What needs to be done → Reproduce verbatim the rows below that open with the line containing "notebook-tabs: Számlasorok Egyéb" and close with the line containing "pager-value: 1 / 2 — [989, 61, 1015, 76]", both ends included.

Input rows →

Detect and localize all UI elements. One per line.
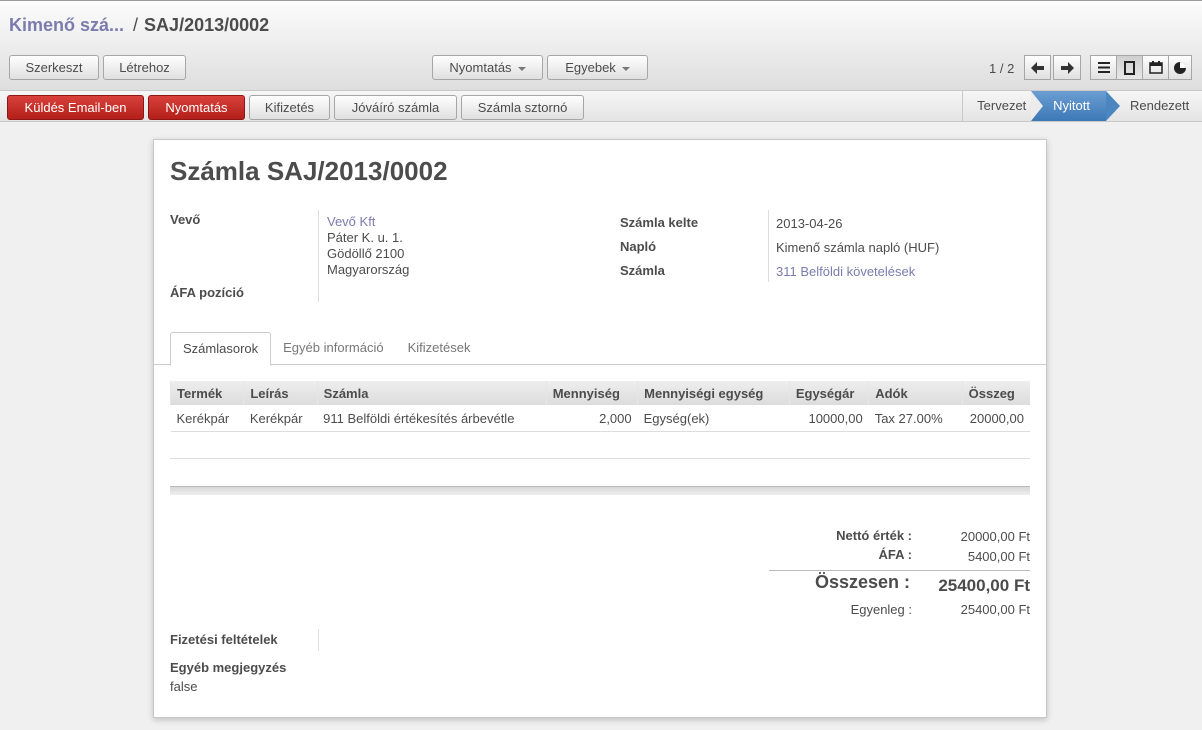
notebook-tabs: Számlasorok Egyéb információ Kifizetések — [170, 332, 482, 366]
net-amount-value: 20000,00 Ft — [960, 529, 1030, 544]
balance-value: 25400,00 Ft — [960, 602, 1030, 617]
form-view-button[interactable] — [1116, 55, 1143, 80]
workflow-steps: Tervezet Nyitott Rendezett — [962, 91, 1202, 121]
totals-divider — [769, 570, 1030, 571]
print-invoice-button[interactable]: Nyomtatás — [148, 95, 245, 120]
list-icon — [1097, 62, 1110, 73]
invoice-title: Számla SAJ/2013/0002 — [170, 156, 448, 186]
column-header[interactable]: Összeg — [961, 381, 1030, 405]
vat-amount-label: ÁFA : — [878, 547, 912, 562]
customer-label: Vevő — [170, 212, 201, 227]
calendar-view-button[interactable] — [1142, 55, 1169, 80]
other-note-label: Egyéb megjegyzés — [170, 660, 287, 675]
table-row[interactable]: Kerékpár Kerékpár 911 Belföldi értékesít… — [170, 405, 1030, 432]
list-view-button[interactable] — [1090, 55, 1117, 80]
calendar-icon — [1148, 61, 1163, 74]
create-button[interactable]: Létrehoz — [103, 55, 186, 80]
graph-icon — [1174, 61, 1186, 74]
account-label: Számla — [620, 263, 665, 278]
edit-button[interactable]: Szerkeszt — [9, 55, 99, 80]
column-header[interactable]: Számla — [316, 381, 547, 405]
pager-next-button[interactable] — [1053, 55, 1081, 80]
control-panel: Kimenő szá... / SAJ/2013/0002 Szerkeszt Lé… — [0, 0, 1202, 90]
table-header-row: Termék Leírás Számla Mennyiség Mennyiség… — [169, 381, 1030, 405]
form-icon — [1124, 60, 1135, 75]
pager-value: 1 / 2 — [989, 61, 1015, 76]
graph-view-button[interactable] — [1168, 55, 1192, 80]
register-payment-button[interactable]: Kifizetés — [249, 95, 330, 120]
breadcrumb-parent[interactable]: Kimenő szá... — [9, 15, 124, 35]
customer-link[interactable]: Vevő Kft — [327, 214, 375, 229]
customer-address-country: Magyarország — [327, 262, 410, 277]
cell-product: Kerékpár — [170, 405, 244, 432]
more-dropdown-label: Egyebek — [565, 60, 616, 75]
tab-payments[interactable]: Kifizetések — [396, 332, 483, 364]
cell-amount: 20000,00 — [962, 405, 1030, 432]
pager-previous-button[interactable] — [1024, 55, 1051, 80]
column-header[interactable]: Leírás — [243, 381, 318, 405]
journal-value: Kimenő számla napló (HUF) — [776, 240, 940, 255]
invoice-form-sheet: Számla SAJ/2013/0002 Vevő Vevő Kft Páter… — [153, 139, 1047, 718]
column-header[interactable]: Adók — [868, 381, 963, 405]
account-link[interactable]: 311 Belföldi követelések — [776, 264, 915, 279]
other-note-value: false — [170, 679, 198, 694]
more-dropdown[interactable]: Egyebek — [547, 55, 648, 80]
breadcrumb-current: SAJ/2013/0002 — [144, 15, 270, 35]
cell-uom: Egység(ek) — [637, 405, 790, 432]
print-dropdown-label: Nyomtatás — [449, 60, 512, 75]
payment-terms-label: Fizetési feltételek — [170, 632, 278, 647]
invoice-date-value: 2013-04-26 — [776, 216, 843, 231]
print-dropdown[interactable]: Nyomtatás — [432, 55, 543, 80]
table-footer — [170, 486, 1030, 495]
cell-unit-price: 10000,00 — [789, 405, 869, 432]
step-open: Nyitott — [1031, 91, 1120, 121]
caret-down-icon — [621, 66, 630, 71]
column-header[interactable]: Mennyiségi egység — [637, 381, 790, 405]
total-value: 25400,00 Ft — [938, 576, 1030, 595]
status-bar: Küldés Email-ben Nyomtatás Kifizetés Jóv… — [0, 90, 1202, 122]
column-header[interactable]: Termék — [169, 381, 244, 405]
invoice-date-label: Számla kelte — [620, 215, 699, 230]
field-divider — [768, 210, 769, 282]
send-email-button[interactable]: Küldés Email-ben — [7, 95, 144, 120]
cell-description: Kerékpár — [243, 405, 318, 432]
field-divider — [318, 629, 319, 651]
cell-taxes: Tax 27.00% — [868, 405, 963, 432]
tab-other-info[interactable]: Egyéb információ — [271, 332, 395, 364]
cell-quantity: 2,000 — [546, 405, 638, 432]
total-label: Összesen : — [814, 572, 910, 592]
cancel-invoice-button[interactable]: Számla sztornó — [461, 95, 584, 120]
net-amount-label: Nettó érték : — [836, 528, 912, 543]
arrow-left-icon — [1030, 61, 1044, 74]
arrow-right-icon — [1061, 61, 1074, 74]
customer-address-city: Gödöllő 2100 — [327, 246, 405, 261]
journal-label: Napló — [620, 239, 657, 254]
caret-down-icon — [517, 66, 526, 71]
cell-account: 911 Belföldi értékesítés árbevétle — [317, 405, 547, 432]
invoice-lines-table: Termék Leírás Számla Mennyiség Mennyiség… — [169, 381, 1030, 432]
balance-label: Egyenleg : — [850, 602, 912, 617]
step-paid: Rendezett — [1130, 98, 1190, 113]
field-divider — [318, 210, 319, 302]
breadcrumb: Kimenő szá... / SAJ/2013/0002 — [9, 15, 269, 36]
tab-invoice-lines[interactable]: Számlasorok — [170, 332, 272, 366]
fiscal-position-label: ÁFA pozíció — [170, 285, 244, 300]
vat-amount-value: 5400,00 Ft — [967, 549, 1030, 564]
column-header[interactable]: Egységár — [788, 381, 869, 405]
table-empty-row-divider — [170, 458, 1030, 459]
step-draft: Tervezet — [962, 91, 1031, 121]
customer-address-street: Páter K. u. 1. — [327, 230, 403, 245]
credit-note-button[interactable]: Jóváíró számla — [334, 95, 457, 120]
breadcrumb-separator: / — [133, 15, 139, 35]
column-header[interactable]: Mennyiség — [545, 381, 638, 405]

Result →
notebook-tabs: Számlasorok Egyéb információ Kifizetések — [170, 332, 482, 366]
net-amount-value: 20000,00 Ft — [960, 529, 1030, 544]
balance-value: 25400,00 Ft — [960, 602, 1030, 617]
form-view-button[interactable] — [1116, 55, 1143, 80]
workflow-steps: Tervezet Nyitott Rendezett — [962, 91, 1202, 121]
totals-divider — [769, 570, 1030, 571]
print-invoice-button[interactable]: Nyomtatás — [148, 95, 245, 120]
list-icon — [1097, 62, 1110, 73]
invoice-title: Számla SAJ/2013/0002 — [170, 156, 448, 186]
column-header[interactable]: Összeg — [961, 381, 1030, 405]
vat-amount-label: ÁFA : — [878, 547, 912, 562]
customer-label: Vevő — [170, 212, 201, 227]
calendar-view-button[interactable] — [1142, 55, 1169, 80]
other-note-label: Egyéb megjegyzés — [170, 660, 287, 675]
table-row[interactable]: Kerékpár Kerékpár 911 Belföldi értékesít… — [170, 405, 1030, 432]
list-view-button[interactable] — [1090, 55, 1117, 80]
calendar-icon — [1148, 61, 1163, 74]
create-button[interactable]: Létrehoz — [103, 55, 186, 80]
graph-icon — [1174, 61, 1186, 74]
account-label: Számla — [620, 263, 665, 278]
edit-button[interactable]: Szerkeszt — [9, 55, 99, 80]
column-header[interactable]: Számla — [316, 381, 547, 405]
pager-next-button[interactable] — [1053, 55, 1081, 80]
control-panel: Kimenő szá... / SAJ/2013/0002 Szerkeszt Lé… — [0, 0, 1202, 90]
table-header-row: Termék Leírás Számla Mennyiség Mennyiség… — [169, 381, 1030, 405]
form-icon — [1124, 60, 1135, 75]
pager-value: 1 / 2 — [989, 61, 1015, 76]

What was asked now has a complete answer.